### Problem statement
In this exercise, reproduce all the entries that follow exactly.

### Supplied material
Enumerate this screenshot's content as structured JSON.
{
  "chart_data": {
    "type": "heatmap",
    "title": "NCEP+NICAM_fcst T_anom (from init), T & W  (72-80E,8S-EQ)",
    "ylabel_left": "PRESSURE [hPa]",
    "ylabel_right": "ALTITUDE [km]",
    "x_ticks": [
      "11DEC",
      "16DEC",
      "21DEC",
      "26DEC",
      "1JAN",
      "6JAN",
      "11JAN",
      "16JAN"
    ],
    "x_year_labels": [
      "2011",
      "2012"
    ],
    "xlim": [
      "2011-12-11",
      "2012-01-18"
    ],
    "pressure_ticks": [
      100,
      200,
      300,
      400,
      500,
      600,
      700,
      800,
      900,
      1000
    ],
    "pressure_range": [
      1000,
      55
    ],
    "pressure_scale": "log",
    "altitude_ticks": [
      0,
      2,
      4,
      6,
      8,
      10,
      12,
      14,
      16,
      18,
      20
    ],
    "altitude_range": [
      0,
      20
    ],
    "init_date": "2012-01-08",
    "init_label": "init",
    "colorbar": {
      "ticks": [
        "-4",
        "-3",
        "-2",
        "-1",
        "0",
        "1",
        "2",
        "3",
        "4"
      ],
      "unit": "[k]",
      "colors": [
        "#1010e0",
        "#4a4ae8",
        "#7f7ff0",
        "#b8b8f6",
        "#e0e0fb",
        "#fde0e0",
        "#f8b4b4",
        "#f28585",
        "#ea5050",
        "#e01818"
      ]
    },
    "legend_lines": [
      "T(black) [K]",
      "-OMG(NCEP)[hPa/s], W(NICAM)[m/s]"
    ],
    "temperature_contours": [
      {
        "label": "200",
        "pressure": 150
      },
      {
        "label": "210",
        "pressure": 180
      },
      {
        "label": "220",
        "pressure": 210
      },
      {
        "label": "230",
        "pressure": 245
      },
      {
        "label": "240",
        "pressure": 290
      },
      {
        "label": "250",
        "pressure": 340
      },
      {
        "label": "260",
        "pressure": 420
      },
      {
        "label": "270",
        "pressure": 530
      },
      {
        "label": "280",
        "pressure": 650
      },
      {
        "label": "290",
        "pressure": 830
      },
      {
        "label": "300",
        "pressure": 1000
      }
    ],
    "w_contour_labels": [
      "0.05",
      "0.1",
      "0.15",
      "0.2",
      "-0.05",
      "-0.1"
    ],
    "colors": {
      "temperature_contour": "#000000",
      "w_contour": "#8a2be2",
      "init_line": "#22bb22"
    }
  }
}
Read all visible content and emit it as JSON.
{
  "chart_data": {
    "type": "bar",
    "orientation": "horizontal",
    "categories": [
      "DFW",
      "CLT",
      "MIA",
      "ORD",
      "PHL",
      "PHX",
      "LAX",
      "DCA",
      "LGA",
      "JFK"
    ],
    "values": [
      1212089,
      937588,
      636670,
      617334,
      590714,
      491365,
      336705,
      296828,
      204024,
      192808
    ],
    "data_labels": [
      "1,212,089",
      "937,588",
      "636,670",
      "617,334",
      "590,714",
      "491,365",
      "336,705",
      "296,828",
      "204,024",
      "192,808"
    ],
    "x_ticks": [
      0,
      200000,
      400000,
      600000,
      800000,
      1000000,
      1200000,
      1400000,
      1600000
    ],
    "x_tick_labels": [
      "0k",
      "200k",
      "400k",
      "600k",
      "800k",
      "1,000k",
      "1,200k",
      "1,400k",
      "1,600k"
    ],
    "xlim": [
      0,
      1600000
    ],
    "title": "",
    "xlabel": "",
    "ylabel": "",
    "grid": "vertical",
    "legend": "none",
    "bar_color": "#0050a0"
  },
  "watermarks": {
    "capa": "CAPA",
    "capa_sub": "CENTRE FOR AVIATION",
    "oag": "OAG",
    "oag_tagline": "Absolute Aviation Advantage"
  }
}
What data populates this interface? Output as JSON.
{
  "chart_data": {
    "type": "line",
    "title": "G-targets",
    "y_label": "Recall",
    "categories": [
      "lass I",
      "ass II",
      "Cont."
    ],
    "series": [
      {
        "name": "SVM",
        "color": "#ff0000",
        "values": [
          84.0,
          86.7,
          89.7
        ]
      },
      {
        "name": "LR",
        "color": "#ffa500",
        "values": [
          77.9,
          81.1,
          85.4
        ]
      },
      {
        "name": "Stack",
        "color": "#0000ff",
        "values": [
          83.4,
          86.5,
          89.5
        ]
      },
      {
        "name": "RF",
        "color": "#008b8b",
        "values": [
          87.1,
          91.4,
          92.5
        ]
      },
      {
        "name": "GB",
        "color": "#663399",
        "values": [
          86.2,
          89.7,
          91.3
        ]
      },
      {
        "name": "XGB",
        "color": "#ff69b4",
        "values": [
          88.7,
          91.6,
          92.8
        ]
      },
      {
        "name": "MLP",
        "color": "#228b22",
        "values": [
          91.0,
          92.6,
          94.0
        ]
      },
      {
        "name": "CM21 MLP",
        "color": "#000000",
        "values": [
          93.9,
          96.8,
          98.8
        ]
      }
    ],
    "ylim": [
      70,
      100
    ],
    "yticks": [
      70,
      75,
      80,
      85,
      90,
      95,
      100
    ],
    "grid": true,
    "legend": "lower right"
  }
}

### Result of this exercise
Enumerate this screenshot's content as structured JSON.
{
  "chart_data": {
    "type": "heatmap",
    "title": "NCEP+NICAM_fcst T_anom (from init), T & W  (72-80E,8S-EQ)",
    "ylabel_left": "PRESSURE [hPa]",
    "ylabel_right": "ALTITUDE [km]",
    "x_ticks": [
      "11DEC",
      "16DEC",
      "21DEC",
      "26DEC",
      "1JAN",
      "6JAN",
      "11JAN",
      "16JAN"
    ],
    "x_year_labels": [
      "2011",
      "2012"
    ],
    "xlim": [
      "2011-12-11",
      "2012-01-18"
    ],
    "pressure_ticks": [
      100,
      200,
      300,
      400,
      500,
      600,
      700,
      800,
      900,
      1000
    ],
    "pressure_range": [
      1000,
      55
    ],
    "pressure_scale": "log",
    "altitude_ticks": [
      0,
      2,
      4,
      6,
      8,
      10,
      12,
      14,
      16,
      18,
      20
    ],
    "altitude_range": [
      0,
      20
    ],
    "init_date": "2012-01-08",
    "init_label": "init",
    "colorbar": {
      "ticks": [
        "-4",
        "-3",
        "-2",
        "-1",
        "0",
        "1",
        "2",
        "3",
        "4"
      ],
      "unit": "[k]",
      "colors": [
        "#1010e0",
        "#4a4ae8",
        "#7f7ff0",
        "#b8b8f6",
        "#e0e0fb",
        "#fde0e0",
        "#f8b4b4",
        "#f28585",
        "#ea5050",
        "#e01818"
      ]
    },
    "legend_lines": [
      "T(black) [K]",
      "-OMG(NCEP)[hPa/s], W(NICAM)[m/s]"
    ],
    "temperature_contours": [
      {
        "label": "200",
        "pressure": 150
      },
      {
        "label": "210",
        "pressure": 180
      },
      {
        "label": "220",
        "pressure": 210
      },
      {
        "label": "230",
        "pressure": 245
      },
      {
        "label": "240",
        "pressure": 290
      },
      {
        "label": "250",
        "pressure": 340
      },
      {
        "label": "260",
        "pressure": 420
      },
      {
        "label": "270",
        "pressure": 530
      },
      {
        "label": "280",
        "pressure": 650
      },
      {
        "label": "290",
        "pressure": 830
      },
      {
        "label": "300",
        "pressure": 1000
      }
    ],
    "w_contour_labels": [
      "0.05",
      "0.1",
      "0.15",
      "0.2",
      "-0.05",
      "-0.1"
    ],
    "colors": {
      "temperature_contour": "#000000",
      "w_contour": "#8a2be2",
      "init_line": "#22bb22"
    }
  }
}
Read all visible content and emit it as JSON.
{
  "chart_data": {
    "type": "bar",
    "orientation": "horizontal",
    "categories": [
      "DFW",
      "CLT",
      "MIA",
      "ORD",
      "PHL",
      "PHX",
      "LAX",
      "DCA",
      "LGA",
      "JFK"
    ],
    "values": [
      1212089,
      937588,
      636670,
      617334,
      590714,
      491365,
      336705,
      296828,
      204024,
      192808
    ],
    "data_labels": [
      "1,212,089",
      "937,588",
      "636,670",
      "617,334",
      "590,714",
      "491,365",
      "336,705",
      "296,828",
      "204,024",
      "192,808"
    ],
    "x_ticks": [
      0,
      200000,
      400000,
      600000,
      800000,
      1000000,
      1200000,
      1400000,
      1600000
    ],
    "x_tick_labels": [
      "0k",
      "200k",
      "400k",
      "600k",
      "800k",
      "1,000k",
      "1,200k",
      "1,400k",
      "1,600k"
    ],
    "xlim": [
      0,
      1600000
    ],
    "title": "",
    "xlabel": "",
    "ylabel": "",
    "grid": "vertical",
    "legend": "none",
    "bar_color": "#0050a0"
  },
  "watermarks": {
    "capa": "CAPA",
    "capa_sub": "CENTRE FOR AVIATION",
    "oag": "OAG",
    "oag_tagline": "Absolute Aviation Advantage"
  }
}
What data populates this interface? Output as JSON.
{
  "chart_data": {
    "type": "line",
    "title": "G-targets",
    "y_label": "Recall",
    "categories": [
      "lass I",
      "ass II",
      "Cont."
    ],
    "series": [
      {
        "name": "SVM",
        "color": "#ff0000",
        "values": [
          84.0,
          86.7,
          89.7
        ]
      },
      {
        "name": "LR",
        "color": "#ffa500",
        "values": [
          77.9,
          81.1,
          85.4
        ]
      },
      {
        "name": "Stack",
        "color": "#0000ff",
        "values": [
          83.4,
          86.5,
          89.5
        ]
      },
      {
        "name": "RF",
        "color": "#008b8b",
        "values": [
          87.1,
          91.4,
          92.5
        ]
      },
      {
        "name": "GB",
        "color": "#663399",
        "values": [
          86.2,
          89.7,
          91.3
        ]
      },
      {
        "name": "XGB",
        "color": "#ff69b4",
        "values": [
          88.7,
          91.6,
          92.8
        ]
      },
      {
        "name": "MLP",
        "color": "#228b22",
        "values": [
          91.0,
          92.6,
          94.0
        ]
      },
      {
        "name": "CM21 MLP",
        "color": "#000000",
        "values": [
          93.9,
          96.8,
          98.8
        ]
      }
    ],
    "ylim": [
      70,
      100
    ],
    "yticks": [
      70,
      75,
      80,
      85,
      90,
      95,
      100
    ],
    "grid": true,
    "legend": "lower right"
  }
}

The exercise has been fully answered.